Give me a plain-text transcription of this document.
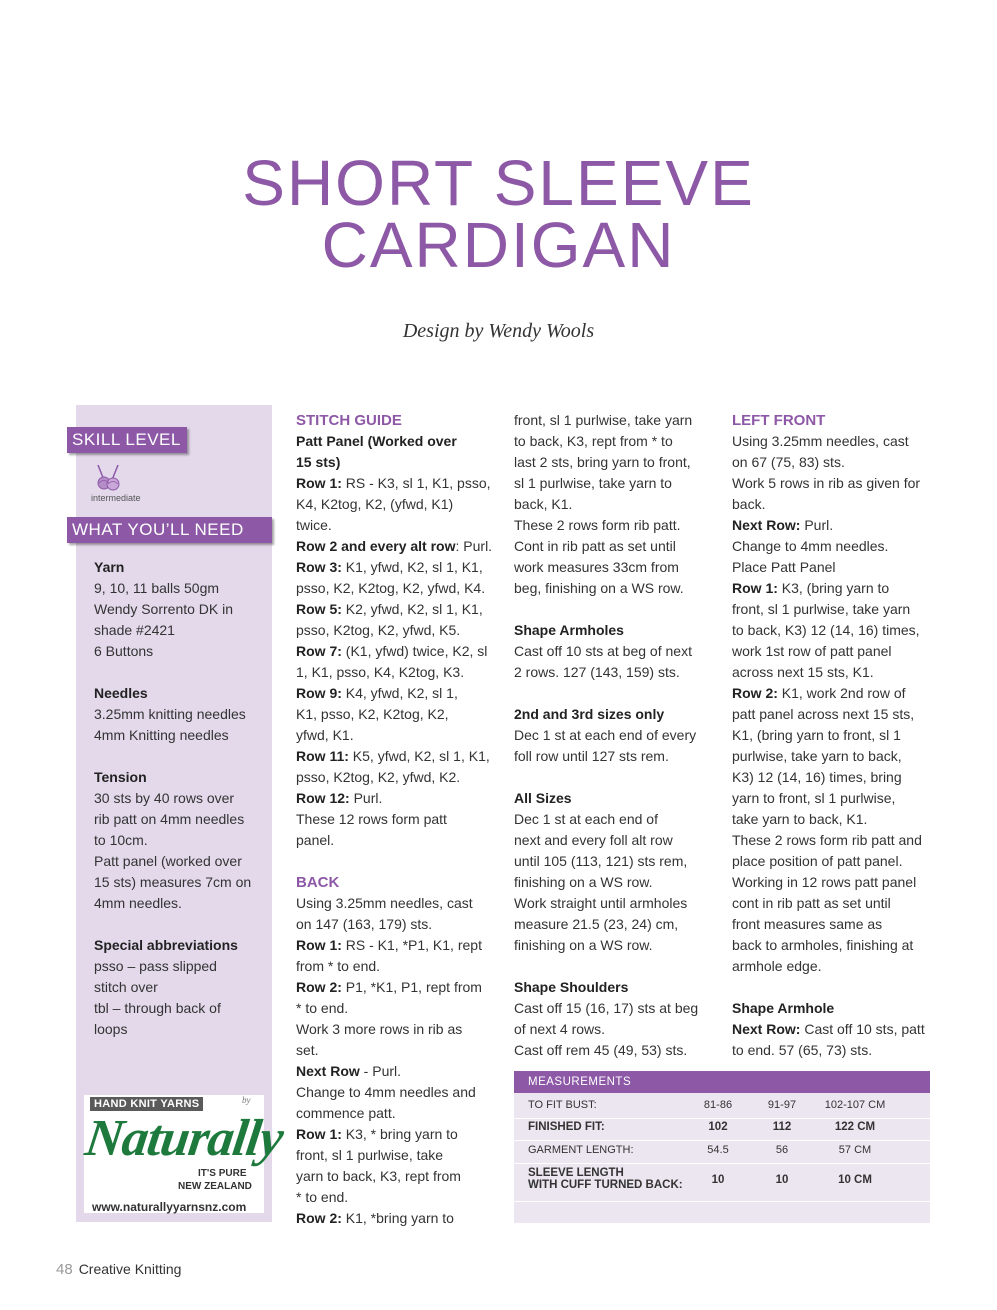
SHORT SLEEVE
CARDIGAN
Design by Wendy Wools
SKILL LEVEL
intermediate
WHAT YOU’LL NEED

Yarn

9, 10, 11 balls 50gm

Wendy Sorrento DK in

shade #2421

6 Buttons

Needles

3.25mm knitting needles

4mm Knitting needles

Tension

30 sts by 40 rows over

rib patt on 4mm needles

to 10cm.

Patt panel (worked over

15 sts) measures 7cm on

4mm needles.

Special abbreviations

psso – pass slipped

stitch over

tbl – through back of

loops

HAND KNIT YARNS	by
Naturally
IT'S PURE
NEW ZEALAND
www.naturallyyarnsnz.com

STITCH GUIDE

Patt Panel (Worked over

15 sts)

Row 1: RS - K3, sl 1, K1, psso,

K4, K2tog, K2, (yfwd, K1)

twice.

Row 2 and every alt row: Purl.

Row 3: K1, yfwd, K2, sl 1, K1,

psso, K2, K2tog, K2, yfwd, K4.

Row 5: K2, yfwd, K2, sl 1, K1,

psso, K2tog, K2, yfwd, K5.

Row 7: (K1, yfwd) twice, K2, sl

1, K1, psso, K4, K2tog, K3.

Row 9: K4, yfwd, K2, sl 1,

K1, psso, K2, K2tog, K2,

yfwd, K1.

Row 11: K5, yfwd, K2, sl 1, K1,

psso, K2tog, K2, yfwd, K2.

Row 12: Purl.

These 12 rows form patt

panel.

BACK

Using 3.25mm needles, cast

on 147 (163, 179) sts.

Row 1: RS - K1, *P1, K1, rept

from * to end.

Row 2: P1, *K1, P1, rept from

* to end.

Work 3 more rows in rib as

set.

Next Row - Purl.

Change to 4mm needles and

commence patt.

Row 1: K3, * bring yarn to

front, sl 1 purlwise, take

yarn to back, K3, rept from

* to end.

Row 2: K1, *bring yarn to

front, sl 1 purlwise, take yarn

to back, K3, rept from * to

last 2 sts, bring yarn to front,

sl 1 purlwise, take yarn to

back, K1.

These 2 rows form rib patt.

Cont in rib patt as set until

work measures 33cm from

beg, finishing on a WS row.

Shape Armholes

Cast off 10 sts at beg of next

2 rows. 127 (143, 159) sts.

2nd and 3rd sizes only

Dec 1 st at each end of every

foll row until 127 sts rem.

All Sizes

Dec 1 st at each end of

next and every foll alt row

until 105 (113, 121) sts rem,

finishing on a WS row.

Work straight until armholes

measure 21.5 (23, 24) cm,

finishing on a WS row.

Shape Shoulders

Cast off 15 (16, 17) sts at beg

of next 4 rows.

Cast off rem 45 (49, 53) sts.

LEFT FRONT

Using 3.25mm needles, cast

on 67 (75, 83) sts.

Work 5 rows in rib as given for

back.

Next Row: Purl.

Change to 4mm needles.

Place Patt Panel

Row 1: K3, (bring yarn to

front, sl 1 purlwise, take yarn

to back, K3) 12 (14, 16) times,

work 1st row of patt panel

across next 15 sts, K1.

Row 2: K1, work 2nd row of

patt panel across next 15 sts,

K1, (bring yarn to front, sl 1

purlwise, take yarn to back,

K3) 12 (14, 16) times, bring

yarn to front, sl 1 purlwise,

take yarn to back, K1.

These 2 rows form rib patt and

place position of patt panel.

Working in 12 rows patt panel

cont in rib patt as set until

front measures same as

back to armholes, finishing at

armhole edge.

Shape Armhole

Next Row: Cast off 10 sts, patt

to end. 57 (65, 73) sts.

MEASUREMENTS
TO FIT BUST:	81-86	91-97	102-107 CM
FINISHED FIT:	102	112	122 CM
GARMENT LENGTH:	54.5	56	57 CM
SLEEVE LENGTH
WITH CUFF TURNED BACK:	10	10	10 CM
48 Creative Knitting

■ ■ ■ ■ ■

> [Written request] From the records given above, copy all lines containing "times".

> [Output for this task]
to back, K3) 12 (14, 16) times,
K3) 12 (14, 16) times, bring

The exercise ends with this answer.